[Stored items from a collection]
────

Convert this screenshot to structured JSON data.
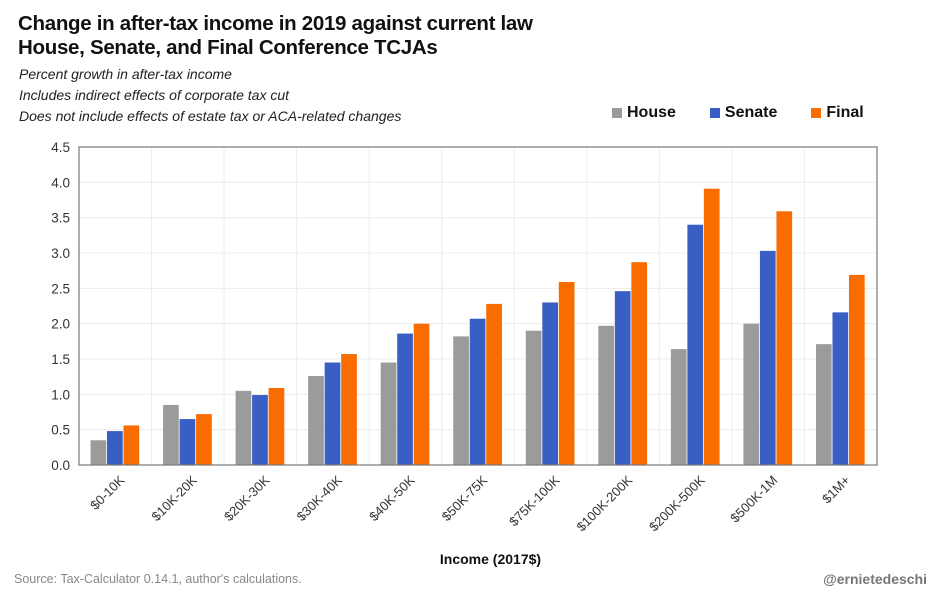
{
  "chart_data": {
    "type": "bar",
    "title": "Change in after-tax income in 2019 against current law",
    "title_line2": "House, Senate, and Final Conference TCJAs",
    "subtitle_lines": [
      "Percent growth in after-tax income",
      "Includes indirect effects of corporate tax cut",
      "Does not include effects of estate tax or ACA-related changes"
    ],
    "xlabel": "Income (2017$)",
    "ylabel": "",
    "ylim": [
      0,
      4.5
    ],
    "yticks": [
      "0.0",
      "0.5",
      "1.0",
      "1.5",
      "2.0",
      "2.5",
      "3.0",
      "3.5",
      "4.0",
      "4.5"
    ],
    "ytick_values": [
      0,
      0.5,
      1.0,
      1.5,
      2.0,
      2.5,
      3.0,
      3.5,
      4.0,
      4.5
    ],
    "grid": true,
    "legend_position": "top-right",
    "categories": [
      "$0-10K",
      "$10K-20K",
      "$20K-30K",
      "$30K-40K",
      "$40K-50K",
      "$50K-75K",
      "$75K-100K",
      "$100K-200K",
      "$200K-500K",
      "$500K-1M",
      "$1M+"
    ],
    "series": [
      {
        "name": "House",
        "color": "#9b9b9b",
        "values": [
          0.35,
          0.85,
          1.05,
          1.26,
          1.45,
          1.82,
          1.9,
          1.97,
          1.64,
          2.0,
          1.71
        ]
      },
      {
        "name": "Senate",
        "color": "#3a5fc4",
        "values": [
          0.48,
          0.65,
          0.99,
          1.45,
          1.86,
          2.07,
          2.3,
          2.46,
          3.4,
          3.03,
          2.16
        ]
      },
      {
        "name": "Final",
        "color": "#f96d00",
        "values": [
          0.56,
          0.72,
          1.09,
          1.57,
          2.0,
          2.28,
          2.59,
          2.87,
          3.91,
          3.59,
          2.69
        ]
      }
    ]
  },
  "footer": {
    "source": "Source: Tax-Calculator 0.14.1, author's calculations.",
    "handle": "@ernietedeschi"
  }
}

────

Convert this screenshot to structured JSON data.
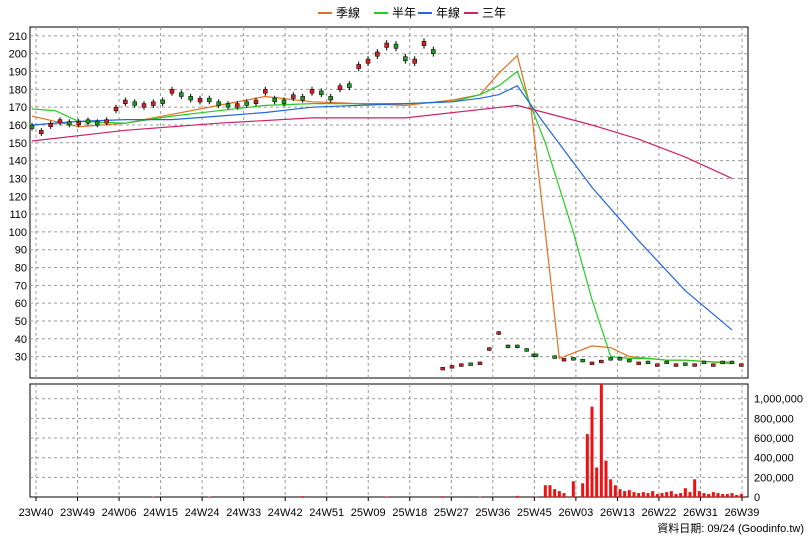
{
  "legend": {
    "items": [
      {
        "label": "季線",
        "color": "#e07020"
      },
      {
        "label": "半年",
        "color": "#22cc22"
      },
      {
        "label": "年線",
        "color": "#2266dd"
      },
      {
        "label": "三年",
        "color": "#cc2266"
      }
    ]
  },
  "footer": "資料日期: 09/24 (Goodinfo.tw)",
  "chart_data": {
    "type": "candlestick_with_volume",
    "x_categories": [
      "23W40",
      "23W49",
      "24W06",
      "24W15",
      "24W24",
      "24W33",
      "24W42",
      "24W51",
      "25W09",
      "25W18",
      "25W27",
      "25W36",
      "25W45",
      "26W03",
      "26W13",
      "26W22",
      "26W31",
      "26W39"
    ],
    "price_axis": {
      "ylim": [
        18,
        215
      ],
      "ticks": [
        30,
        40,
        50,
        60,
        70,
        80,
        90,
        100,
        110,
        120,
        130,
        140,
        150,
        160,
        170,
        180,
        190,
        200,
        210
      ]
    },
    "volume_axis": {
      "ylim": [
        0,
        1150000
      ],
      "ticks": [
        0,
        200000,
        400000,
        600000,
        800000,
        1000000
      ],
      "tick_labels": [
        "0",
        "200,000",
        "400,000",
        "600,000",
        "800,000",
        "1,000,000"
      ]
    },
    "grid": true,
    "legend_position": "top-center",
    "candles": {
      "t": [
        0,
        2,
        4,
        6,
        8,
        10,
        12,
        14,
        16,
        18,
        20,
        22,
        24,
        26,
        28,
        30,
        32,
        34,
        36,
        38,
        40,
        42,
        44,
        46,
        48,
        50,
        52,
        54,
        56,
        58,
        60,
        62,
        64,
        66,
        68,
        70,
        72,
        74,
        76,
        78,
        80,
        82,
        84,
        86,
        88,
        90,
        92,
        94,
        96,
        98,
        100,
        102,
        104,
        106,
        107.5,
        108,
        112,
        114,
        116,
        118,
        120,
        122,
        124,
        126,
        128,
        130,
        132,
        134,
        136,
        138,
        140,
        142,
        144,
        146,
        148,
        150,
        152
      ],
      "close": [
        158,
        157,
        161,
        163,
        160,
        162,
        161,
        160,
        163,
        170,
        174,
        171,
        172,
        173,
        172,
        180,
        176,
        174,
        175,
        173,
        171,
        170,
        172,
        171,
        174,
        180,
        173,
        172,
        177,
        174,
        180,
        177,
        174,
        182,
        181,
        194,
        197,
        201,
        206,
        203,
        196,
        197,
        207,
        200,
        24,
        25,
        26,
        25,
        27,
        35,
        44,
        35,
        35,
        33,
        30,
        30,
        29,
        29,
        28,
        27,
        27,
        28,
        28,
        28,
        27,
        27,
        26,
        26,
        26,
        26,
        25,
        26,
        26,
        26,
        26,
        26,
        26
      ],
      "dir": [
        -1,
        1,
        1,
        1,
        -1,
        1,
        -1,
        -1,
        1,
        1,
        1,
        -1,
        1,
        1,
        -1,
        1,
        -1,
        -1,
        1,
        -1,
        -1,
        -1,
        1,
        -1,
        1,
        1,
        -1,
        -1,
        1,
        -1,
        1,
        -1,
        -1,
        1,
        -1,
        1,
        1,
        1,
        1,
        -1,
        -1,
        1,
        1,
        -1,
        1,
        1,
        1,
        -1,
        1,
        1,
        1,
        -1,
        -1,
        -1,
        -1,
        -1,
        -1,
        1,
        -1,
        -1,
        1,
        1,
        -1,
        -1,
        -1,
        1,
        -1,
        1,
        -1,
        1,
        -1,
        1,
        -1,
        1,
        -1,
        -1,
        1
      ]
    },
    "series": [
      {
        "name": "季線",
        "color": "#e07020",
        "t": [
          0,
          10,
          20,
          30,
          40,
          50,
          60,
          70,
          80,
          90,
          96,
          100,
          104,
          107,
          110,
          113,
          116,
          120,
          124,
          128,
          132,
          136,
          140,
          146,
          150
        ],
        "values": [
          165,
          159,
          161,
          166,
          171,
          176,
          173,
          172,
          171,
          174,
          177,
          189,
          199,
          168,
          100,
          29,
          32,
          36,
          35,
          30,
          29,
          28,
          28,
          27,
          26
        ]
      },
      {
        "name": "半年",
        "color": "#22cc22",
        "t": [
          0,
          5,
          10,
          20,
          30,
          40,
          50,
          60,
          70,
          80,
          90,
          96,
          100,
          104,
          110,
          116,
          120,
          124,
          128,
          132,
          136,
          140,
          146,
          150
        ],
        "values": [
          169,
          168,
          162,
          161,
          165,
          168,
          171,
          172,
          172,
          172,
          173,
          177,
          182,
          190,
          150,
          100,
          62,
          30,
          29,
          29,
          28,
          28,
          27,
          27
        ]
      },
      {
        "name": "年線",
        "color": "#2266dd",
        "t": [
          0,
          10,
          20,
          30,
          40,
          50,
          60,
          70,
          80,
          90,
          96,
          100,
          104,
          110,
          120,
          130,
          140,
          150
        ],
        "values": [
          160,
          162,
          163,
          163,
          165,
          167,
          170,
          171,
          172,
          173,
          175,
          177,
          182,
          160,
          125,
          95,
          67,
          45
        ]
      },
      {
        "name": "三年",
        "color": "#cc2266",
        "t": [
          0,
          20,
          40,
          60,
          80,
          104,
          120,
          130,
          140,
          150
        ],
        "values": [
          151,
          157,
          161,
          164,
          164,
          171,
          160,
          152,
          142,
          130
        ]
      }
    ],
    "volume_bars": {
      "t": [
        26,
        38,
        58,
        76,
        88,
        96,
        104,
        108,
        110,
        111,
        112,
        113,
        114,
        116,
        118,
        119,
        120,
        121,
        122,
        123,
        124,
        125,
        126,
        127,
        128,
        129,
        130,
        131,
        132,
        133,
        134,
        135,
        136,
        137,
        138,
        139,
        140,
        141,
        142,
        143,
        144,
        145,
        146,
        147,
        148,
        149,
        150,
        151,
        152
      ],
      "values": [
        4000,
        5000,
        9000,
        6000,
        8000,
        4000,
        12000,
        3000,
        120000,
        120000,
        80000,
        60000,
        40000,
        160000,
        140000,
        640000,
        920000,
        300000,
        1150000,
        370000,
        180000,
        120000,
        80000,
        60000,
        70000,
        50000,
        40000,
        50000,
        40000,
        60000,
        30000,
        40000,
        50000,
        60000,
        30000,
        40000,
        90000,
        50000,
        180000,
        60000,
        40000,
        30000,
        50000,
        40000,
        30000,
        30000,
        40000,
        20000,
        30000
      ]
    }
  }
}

────

* _GIVEN INSTRUCTION_
Your task is to gather all lines from the entries above that hold the word "effects".

* _REPLY TO THE EXERCISE_
      "Includes indirect effects of corporate tax cut",
      "Does not include effects of estate tax or ACA-related changes"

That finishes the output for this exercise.